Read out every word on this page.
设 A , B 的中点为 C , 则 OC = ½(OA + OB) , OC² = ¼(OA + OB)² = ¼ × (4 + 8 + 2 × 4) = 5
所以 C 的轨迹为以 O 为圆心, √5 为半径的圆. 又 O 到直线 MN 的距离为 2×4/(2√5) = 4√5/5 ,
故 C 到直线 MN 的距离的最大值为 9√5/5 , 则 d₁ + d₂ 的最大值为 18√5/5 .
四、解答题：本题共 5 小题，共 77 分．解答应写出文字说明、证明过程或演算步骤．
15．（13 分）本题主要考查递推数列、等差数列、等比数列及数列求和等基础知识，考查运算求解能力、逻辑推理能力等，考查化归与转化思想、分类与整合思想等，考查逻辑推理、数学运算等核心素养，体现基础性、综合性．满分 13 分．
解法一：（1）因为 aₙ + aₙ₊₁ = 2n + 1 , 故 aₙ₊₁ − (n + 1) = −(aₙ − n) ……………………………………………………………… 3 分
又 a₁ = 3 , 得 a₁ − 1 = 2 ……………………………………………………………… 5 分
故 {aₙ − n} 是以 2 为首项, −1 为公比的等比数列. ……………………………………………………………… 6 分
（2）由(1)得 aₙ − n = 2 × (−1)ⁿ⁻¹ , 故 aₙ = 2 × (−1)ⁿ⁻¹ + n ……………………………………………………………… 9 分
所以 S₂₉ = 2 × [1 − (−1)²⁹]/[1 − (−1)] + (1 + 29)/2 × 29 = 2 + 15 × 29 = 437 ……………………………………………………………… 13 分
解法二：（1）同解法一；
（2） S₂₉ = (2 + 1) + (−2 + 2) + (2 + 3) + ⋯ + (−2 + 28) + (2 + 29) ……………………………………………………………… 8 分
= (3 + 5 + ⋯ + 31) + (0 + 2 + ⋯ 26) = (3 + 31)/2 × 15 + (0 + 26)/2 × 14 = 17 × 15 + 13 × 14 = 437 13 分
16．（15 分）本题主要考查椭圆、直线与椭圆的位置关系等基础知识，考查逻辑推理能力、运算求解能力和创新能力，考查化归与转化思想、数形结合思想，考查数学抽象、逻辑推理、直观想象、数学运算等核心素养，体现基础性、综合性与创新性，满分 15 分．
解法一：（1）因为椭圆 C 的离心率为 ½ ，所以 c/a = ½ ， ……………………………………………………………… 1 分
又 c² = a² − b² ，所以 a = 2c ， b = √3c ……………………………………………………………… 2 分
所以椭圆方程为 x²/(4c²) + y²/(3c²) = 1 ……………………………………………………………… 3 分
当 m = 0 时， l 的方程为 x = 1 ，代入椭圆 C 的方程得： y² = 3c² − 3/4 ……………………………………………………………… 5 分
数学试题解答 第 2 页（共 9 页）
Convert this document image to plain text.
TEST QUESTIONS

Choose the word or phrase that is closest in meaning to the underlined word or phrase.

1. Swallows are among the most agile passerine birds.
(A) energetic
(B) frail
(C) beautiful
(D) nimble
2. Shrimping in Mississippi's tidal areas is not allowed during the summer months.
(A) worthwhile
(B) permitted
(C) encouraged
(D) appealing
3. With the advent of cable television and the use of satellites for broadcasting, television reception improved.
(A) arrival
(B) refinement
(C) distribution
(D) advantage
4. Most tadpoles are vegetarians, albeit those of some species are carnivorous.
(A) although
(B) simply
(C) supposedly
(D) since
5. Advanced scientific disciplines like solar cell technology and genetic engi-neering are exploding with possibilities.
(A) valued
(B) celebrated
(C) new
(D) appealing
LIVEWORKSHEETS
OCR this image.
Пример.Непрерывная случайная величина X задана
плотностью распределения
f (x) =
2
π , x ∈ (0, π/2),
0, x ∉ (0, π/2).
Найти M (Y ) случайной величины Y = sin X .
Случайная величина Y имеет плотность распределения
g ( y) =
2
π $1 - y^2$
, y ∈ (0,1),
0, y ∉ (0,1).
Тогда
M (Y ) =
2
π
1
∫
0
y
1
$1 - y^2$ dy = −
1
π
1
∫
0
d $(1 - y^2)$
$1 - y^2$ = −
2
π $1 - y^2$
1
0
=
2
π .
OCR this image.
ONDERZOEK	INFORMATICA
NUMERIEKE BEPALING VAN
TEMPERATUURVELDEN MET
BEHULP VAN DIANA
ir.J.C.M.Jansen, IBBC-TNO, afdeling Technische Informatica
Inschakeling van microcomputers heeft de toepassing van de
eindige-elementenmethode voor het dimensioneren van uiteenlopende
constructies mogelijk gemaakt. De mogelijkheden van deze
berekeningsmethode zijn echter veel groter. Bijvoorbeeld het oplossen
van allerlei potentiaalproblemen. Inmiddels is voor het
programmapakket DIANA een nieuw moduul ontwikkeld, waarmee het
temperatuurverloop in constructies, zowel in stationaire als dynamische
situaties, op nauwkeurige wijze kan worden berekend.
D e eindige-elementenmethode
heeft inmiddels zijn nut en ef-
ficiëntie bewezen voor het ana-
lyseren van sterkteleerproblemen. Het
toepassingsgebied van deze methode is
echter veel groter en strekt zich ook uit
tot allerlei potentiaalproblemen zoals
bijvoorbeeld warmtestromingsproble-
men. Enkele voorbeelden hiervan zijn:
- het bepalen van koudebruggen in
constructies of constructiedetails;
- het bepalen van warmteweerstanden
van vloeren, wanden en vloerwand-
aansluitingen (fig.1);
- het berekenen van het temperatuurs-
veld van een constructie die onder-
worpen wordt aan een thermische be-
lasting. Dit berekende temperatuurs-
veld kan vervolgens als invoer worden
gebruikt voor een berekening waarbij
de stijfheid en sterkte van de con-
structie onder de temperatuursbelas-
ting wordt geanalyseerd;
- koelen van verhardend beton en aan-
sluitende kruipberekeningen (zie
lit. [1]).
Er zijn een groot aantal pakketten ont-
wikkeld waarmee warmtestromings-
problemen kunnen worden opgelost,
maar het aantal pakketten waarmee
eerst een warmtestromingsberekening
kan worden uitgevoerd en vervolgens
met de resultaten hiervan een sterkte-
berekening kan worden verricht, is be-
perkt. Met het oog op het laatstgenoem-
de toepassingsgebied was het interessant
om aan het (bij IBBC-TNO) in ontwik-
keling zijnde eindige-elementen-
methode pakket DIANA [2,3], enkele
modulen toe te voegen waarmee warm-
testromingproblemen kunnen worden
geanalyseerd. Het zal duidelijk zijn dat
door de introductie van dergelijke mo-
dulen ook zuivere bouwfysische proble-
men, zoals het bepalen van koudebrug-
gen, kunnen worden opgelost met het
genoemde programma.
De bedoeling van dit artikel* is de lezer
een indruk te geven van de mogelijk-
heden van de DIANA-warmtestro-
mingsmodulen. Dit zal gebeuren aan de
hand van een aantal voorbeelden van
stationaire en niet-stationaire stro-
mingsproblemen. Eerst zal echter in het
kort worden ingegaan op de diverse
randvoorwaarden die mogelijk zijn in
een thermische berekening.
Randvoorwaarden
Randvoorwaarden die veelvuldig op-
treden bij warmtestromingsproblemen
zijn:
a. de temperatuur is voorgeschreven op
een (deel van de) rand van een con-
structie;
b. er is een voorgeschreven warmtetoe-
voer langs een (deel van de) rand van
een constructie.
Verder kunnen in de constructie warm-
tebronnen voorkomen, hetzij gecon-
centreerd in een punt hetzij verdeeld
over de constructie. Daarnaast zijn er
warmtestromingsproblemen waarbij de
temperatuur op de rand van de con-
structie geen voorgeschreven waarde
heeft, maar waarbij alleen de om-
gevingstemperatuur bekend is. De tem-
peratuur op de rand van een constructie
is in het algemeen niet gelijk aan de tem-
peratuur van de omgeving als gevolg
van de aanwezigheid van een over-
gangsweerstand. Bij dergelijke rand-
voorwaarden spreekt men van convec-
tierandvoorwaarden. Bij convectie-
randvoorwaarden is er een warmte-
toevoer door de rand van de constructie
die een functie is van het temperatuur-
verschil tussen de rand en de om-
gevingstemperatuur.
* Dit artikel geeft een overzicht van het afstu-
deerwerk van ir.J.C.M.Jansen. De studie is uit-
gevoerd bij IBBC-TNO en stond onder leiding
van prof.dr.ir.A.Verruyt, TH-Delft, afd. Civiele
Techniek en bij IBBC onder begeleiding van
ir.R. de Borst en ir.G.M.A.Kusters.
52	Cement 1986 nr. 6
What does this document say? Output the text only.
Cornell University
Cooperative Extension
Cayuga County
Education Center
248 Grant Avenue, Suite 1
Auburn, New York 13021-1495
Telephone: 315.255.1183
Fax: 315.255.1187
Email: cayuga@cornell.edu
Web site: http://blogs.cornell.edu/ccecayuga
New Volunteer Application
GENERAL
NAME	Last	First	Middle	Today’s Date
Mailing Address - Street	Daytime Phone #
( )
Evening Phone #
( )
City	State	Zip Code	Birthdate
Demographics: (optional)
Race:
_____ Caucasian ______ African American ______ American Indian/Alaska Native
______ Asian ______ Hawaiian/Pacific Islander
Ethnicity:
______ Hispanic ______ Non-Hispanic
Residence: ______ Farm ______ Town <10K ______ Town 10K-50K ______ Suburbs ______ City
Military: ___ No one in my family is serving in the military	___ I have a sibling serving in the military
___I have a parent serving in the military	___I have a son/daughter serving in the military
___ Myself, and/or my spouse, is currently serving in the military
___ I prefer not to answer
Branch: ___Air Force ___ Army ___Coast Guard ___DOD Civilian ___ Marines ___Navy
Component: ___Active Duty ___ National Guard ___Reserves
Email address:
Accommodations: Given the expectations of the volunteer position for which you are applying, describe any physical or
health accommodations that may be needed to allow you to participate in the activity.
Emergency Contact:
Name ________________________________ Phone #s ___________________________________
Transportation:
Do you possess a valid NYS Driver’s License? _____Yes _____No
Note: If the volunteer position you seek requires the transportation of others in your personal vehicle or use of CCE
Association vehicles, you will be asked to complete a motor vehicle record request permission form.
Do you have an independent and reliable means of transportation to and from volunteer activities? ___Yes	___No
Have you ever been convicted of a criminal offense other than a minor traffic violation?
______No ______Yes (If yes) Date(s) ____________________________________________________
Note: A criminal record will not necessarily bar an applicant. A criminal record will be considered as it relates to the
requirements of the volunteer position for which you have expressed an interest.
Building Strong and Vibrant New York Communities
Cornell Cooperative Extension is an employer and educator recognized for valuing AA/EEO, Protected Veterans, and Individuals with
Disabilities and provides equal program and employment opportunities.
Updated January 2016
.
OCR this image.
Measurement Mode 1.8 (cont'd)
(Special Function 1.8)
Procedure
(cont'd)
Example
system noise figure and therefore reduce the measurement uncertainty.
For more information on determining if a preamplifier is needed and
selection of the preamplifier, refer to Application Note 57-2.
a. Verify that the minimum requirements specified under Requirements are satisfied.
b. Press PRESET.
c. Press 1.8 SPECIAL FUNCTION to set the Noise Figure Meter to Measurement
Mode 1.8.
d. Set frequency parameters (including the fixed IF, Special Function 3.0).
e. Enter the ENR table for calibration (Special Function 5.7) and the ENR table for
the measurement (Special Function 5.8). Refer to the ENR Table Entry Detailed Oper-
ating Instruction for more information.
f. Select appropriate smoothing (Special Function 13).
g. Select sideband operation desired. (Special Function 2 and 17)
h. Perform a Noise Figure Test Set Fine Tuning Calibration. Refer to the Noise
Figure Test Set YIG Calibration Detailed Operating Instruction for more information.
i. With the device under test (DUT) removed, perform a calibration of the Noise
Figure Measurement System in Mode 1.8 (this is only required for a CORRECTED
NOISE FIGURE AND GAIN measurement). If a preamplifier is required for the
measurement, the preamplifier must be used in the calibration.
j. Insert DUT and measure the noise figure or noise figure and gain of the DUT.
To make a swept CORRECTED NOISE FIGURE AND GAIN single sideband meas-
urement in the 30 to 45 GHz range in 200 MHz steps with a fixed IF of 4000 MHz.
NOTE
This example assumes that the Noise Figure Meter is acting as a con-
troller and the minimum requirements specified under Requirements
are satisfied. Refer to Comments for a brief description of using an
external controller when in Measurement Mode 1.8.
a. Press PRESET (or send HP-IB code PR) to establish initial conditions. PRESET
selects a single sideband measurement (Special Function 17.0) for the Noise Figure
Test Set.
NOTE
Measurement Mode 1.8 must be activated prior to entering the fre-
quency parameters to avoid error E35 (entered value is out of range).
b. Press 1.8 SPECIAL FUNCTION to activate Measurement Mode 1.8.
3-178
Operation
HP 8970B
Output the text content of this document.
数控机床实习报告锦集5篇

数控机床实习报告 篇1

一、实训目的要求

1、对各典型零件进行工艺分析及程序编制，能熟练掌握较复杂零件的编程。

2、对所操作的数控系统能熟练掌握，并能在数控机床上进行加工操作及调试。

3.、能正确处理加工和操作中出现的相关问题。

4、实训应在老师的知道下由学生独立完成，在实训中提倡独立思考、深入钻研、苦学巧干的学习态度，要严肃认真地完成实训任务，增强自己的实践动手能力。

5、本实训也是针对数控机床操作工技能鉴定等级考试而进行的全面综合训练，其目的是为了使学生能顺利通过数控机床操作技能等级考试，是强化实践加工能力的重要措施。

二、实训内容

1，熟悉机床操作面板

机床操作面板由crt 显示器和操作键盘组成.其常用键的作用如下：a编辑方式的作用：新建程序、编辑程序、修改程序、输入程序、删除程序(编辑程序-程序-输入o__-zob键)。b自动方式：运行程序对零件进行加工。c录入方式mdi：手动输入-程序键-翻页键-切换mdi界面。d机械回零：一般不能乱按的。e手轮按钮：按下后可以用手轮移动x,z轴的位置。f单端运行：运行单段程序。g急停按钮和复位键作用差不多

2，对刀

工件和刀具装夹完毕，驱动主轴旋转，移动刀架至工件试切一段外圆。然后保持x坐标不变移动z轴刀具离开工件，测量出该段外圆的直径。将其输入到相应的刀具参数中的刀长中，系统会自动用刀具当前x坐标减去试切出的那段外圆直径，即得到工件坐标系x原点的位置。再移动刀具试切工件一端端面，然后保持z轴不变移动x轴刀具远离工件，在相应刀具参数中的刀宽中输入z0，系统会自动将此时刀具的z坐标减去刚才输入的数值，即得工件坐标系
_ _ _ _ _
Directions:
Within the entries above, how many lines contain "voorgeschreven"? Respond with the number only.

Full response:
3